* Activity *
In the copy, keep every word of the data below and none of its pictures.

── Raw data ──

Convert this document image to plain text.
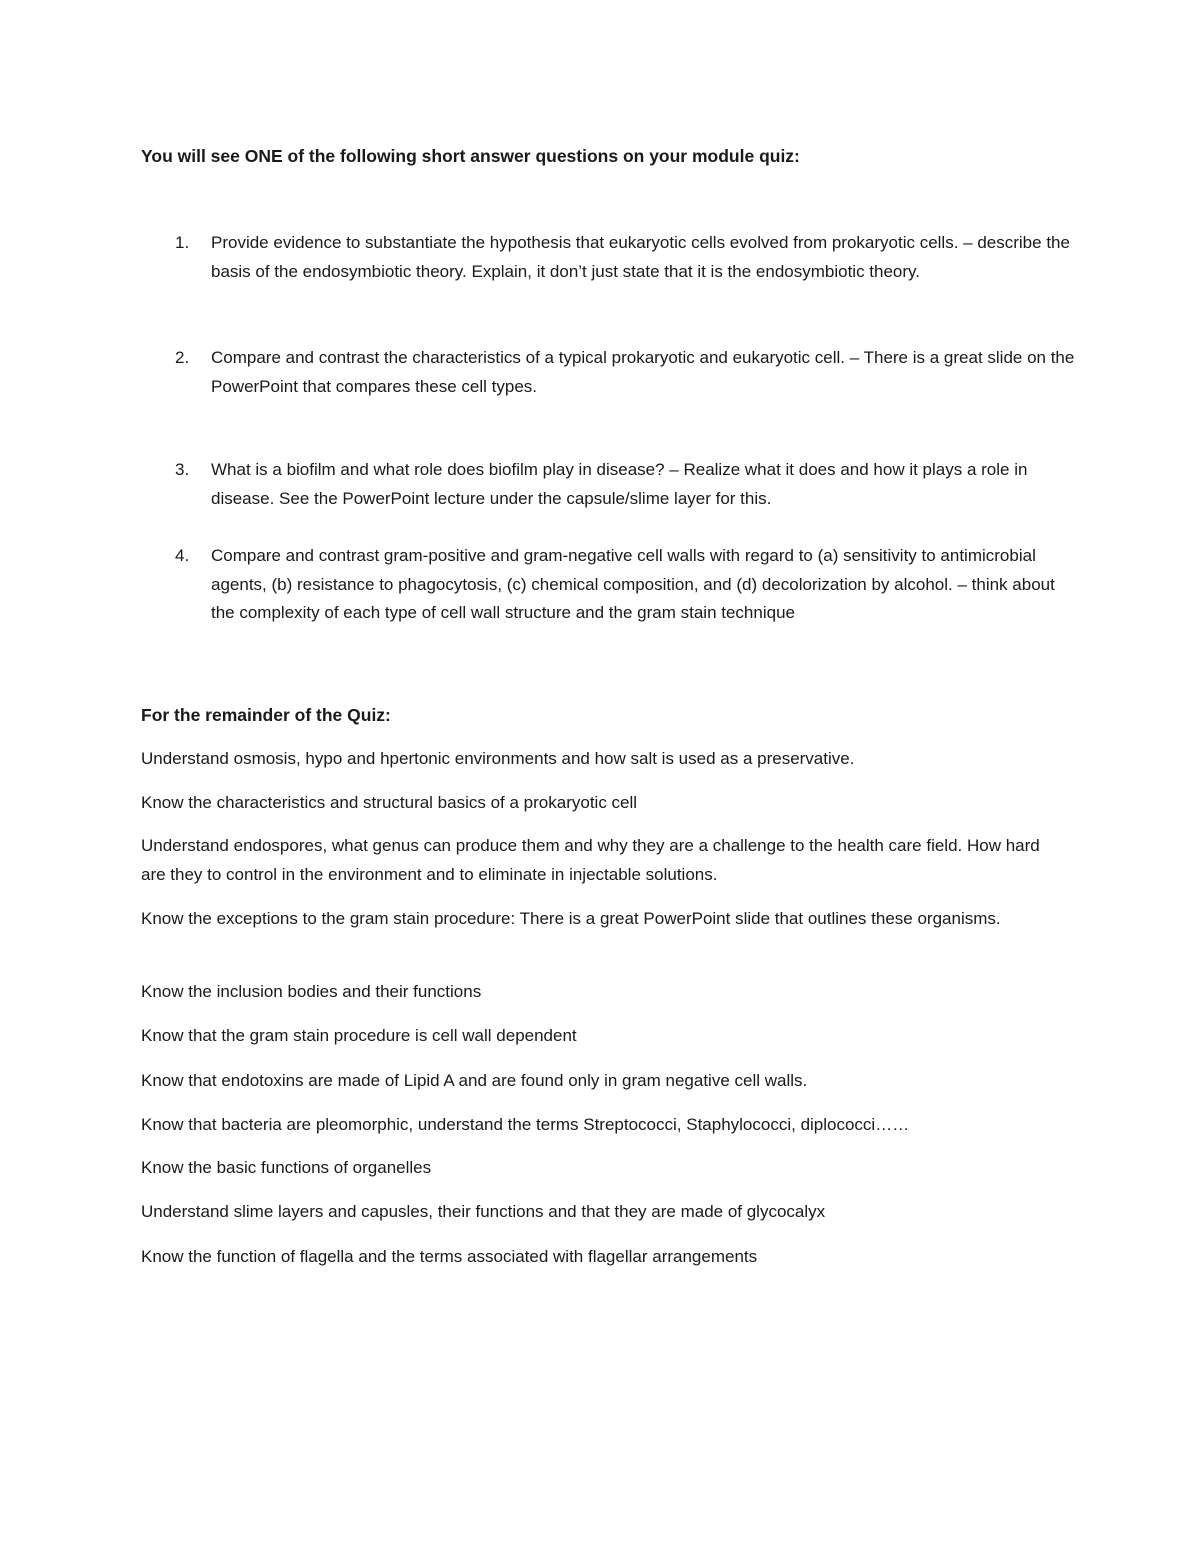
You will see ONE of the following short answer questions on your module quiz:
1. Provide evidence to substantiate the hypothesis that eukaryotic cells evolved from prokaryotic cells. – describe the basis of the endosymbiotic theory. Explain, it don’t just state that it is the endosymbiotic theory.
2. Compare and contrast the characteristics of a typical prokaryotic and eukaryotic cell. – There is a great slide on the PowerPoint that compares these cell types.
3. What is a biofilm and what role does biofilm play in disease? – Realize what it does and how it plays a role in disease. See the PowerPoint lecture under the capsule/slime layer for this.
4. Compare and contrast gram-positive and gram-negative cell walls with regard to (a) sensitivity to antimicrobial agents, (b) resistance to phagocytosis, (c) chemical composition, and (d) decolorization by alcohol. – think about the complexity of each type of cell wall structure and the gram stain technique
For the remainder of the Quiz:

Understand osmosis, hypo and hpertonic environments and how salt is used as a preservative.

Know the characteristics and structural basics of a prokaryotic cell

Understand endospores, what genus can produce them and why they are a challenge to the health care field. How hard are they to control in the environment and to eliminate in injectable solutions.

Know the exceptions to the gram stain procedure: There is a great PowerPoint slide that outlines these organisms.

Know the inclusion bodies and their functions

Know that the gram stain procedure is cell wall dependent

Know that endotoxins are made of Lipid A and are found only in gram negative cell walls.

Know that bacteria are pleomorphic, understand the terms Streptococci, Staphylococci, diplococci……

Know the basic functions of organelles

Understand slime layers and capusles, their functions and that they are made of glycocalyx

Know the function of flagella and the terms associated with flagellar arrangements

───

* Reply *
Convert this document image to plain text.
You will see ONE of the following short answer questions on your module quiz:
1. Provide evidence to substantiate the hypothesis that eukaryotic cells evolved from prokaryotic cells. – describe the basis of the endosymbiotic theory. Explain, it don’t just state that it is the endosymbiotic theory.
2. Compare and contrast the characteristics of a typical prokaryotic and eukaryotic cell. – There is a great slide on the PowerPoint that compares these cell types.
3. What is a biofilm and what role does biofilm play in disease? – Realize what it does and how it plays a role in disease. See the PowerPoint lecture under the capsule/slime layer for this.
4. Compare and contrast gram-positive and gram-negative cell walls with regard to (a) sensitivity to antimicrobial agents, (b) resistance to phagocytosis, (c) chemical composition, and (d) decolorization by alcohol. – think about the complexity of each type of cell wall structure and the gram stain technique
For the remainder of the Quiz:

Understand osmosis, hypo and hpertonic environments and how salt is used as a preservative.

Know the characteristics and structural basics of a prokaryotic cell

Understand endospores, what genus can produce them and why they are a challenge to the health care field. How hard are they to control in the environment and to eliminate in injectable solutions.

Know the exceptions to the gram stain procedure: There is a great PowerPoint slide that outlines these organisms.

Know the inclusion bodies and their functions

Know that the gram stain procedure is cell wall dependent

Know that endotoxins are made of Lipid A and are found only in gram negative cell walls.

Know that bacteria are pleomorphic, understand the terms Streptococci, Staphylococci, diplococci……

Know the basic functions of organelles

Understand slime layers and capusles, their functions and that they are made of glycocalyx

Know the function of flagella and the terms associated with flagellar arrangements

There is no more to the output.